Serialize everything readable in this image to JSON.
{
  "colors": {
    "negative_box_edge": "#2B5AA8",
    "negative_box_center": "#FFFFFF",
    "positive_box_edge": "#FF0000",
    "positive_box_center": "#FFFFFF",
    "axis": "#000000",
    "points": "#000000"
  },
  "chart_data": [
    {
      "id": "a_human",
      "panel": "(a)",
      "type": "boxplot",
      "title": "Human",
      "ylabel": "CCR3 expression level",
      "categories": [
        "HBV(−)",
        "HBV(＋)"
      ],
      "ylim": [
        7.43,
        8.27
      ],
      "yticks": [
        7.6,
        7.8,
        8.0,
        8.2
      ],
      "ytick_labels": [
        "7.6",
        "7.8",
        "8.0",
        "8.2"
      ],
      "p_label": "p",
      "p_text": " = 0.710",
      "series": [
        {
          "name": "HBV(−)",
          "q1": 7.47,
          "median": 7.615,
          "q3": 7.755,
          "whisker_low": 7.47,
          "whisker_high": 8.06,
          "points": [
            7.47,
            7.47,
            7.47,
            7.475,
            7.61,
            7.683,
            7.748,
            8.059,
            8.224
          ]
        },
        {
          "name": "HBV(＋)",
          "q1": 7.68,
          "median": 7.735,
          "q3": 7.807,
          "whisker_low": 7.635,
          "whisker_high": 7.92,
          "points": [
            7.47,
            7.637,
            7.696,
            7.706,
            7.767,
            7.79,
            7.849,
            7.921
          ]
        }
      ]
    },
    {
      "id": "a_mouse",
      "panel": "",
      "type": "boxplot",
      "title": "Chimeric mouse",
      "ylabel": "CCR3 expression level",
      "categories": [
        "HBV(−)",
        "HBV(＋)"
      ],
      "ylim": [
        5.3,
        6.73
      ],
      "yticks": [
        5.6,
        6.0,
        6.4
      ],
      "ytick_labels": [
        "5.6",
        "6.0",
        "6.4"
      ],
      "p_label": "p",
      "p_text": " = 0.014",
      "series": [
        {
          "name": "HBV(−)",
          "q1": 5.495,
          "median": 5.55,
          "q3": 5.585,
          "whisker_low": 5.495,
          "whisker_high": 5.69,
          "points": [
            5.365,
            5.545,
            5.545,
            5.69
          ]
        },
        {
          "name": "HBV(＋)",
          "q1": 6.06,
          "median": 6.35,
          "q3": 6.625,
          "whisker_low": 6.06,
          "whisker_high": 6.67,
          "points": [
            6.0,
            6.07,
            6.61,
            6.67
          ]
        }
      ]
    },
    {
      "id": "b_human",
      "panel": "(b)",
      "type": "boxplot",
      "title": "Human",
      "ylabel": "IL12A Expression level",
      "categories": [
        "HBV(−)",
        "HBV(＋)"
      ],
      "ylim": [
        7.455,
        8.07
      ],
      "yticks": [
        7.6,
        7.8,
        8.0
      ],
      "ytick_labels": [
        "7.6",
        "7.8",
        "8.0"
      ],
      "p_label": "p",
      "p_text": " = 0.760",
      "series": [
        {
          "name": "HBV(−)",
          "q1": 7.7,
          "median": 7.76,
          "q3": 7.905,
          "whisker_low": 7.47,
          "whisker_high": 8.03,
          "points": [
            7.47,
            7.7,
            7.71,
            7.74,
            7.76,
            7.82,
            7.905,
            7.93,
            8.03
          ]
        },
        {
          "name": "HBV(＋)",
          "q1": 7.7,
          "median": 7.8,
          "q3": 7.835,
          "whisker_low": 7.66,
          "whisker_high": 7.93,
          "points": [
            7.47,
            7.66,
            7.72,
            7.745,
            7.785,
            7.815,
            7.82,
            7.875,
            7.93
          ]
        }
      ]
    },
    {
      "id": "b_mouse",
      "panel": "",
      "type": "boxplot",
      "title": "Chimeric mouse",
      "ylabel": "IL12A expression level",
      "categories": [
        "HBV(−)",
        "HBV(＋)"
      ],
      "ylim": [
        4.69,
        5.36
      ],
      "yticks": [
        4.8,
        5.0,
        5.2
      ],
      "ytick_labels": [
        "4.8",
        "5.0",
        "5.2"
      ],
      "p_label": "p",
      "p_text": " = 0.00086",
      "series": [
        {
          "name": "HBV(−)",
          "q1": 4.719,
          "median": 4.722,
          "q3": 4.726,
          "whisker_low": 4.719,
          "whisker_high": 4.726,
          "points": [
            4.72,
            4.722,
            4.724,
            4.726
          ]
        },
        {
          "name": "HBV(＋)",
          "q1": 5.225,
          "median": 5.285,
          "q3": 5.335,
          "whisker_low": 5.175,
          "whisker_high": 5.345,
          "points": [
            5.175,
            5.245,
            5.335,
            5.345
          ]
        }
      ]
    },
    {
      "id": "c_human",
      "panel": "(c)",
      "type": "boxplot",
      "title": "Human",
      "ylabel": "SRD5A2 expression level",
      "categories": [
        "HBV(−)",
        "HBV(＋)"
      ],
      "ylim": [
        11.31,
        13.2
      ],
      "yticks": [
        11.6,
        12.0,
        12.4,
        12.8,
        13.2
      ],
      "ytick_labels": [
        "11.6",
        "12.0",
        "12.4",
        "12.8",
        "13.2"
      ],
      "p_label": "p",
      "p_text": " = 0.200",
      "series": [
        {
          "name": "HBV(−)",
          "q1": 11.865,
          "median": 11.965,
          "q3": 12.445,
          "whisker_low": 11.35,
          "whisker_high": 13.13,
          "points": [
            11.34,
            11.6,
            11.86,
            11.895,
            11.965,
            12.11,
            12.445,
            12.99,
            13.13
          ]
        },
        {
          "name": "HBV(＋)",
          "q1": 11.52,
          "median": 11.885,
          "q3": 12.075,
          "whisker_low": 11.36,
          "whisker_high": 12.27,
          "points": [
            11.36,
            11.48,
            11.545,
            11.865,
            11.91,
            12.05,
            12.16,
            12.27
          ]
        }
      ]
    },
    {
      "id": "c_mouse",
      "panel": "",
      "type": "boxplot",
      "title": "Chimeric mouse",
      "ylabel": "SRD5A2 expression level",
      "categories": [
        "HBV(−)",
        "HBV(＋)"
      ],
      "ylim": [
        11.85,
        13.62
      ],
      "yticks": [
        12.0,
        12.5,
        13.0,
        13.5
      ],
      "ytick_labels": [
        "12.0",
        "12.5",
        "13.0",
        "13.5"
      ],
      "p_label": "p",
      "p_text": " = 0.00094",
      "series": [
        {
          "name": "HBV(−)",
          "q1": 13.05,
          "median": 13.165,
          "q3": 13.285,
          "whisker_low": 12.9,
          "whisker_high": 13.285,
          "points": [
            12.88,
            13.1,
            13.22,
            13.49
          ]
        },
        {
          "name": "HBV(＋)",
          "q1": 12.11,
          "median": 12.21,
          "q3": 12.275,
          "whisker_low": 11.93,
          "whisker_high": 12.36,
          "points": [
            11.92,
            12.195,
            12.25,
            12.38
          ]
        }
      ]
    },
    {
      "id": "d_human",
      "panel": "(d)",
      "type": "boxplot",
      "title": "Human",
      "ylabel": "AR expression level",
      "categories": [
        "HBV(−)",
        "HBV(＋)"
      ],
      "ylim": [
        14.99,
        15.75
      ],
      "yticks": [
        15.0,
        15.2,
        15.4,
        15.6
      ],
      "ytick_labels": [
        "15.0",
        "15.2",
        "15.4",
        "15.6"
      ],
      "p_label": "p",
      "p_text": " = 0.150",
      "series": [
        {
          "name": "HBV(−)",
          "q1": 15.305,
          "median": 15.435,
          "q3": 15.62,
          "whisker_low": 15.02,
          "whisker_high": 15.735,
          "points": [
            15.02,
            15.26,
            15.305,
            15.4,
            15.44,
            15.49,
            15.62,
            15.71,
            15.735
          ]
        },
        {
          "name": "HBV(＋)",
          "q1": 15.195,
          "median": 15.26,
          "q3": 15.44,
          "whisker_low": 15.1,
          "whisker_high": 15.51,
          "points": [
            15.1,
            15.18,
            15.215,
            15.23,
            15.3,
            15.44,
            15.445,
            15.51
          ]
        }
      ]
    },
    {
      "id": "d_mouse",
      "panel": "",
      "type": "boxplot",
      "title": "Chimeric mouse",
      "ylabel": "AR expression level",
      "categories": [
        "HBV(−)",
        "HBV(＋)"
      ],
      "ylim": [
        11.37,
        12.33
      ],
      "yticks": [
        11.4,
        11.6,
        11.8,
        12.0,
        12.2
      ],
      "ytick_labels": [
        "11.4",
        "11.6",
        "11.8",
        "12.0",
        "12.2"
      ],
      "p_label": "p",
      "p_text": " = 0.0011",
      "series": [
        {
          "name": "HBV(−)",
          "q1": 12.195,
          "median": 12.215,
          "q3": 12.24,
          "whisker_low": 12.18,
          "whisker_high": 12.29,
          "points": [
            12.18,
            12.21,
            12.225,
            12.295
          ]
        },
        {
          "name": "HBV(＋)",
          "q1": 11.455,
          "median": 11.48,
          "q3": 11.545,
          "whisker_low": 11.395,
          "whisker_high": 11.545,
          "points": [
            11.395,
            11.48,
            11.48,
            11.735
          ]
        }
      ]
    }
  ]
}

Challenge:
Collect each line holding the string "FFFFFF".

Right answer:
    "negative_box_center": "#FFFFFF",
    "positive_box_center": "#FFFFFF",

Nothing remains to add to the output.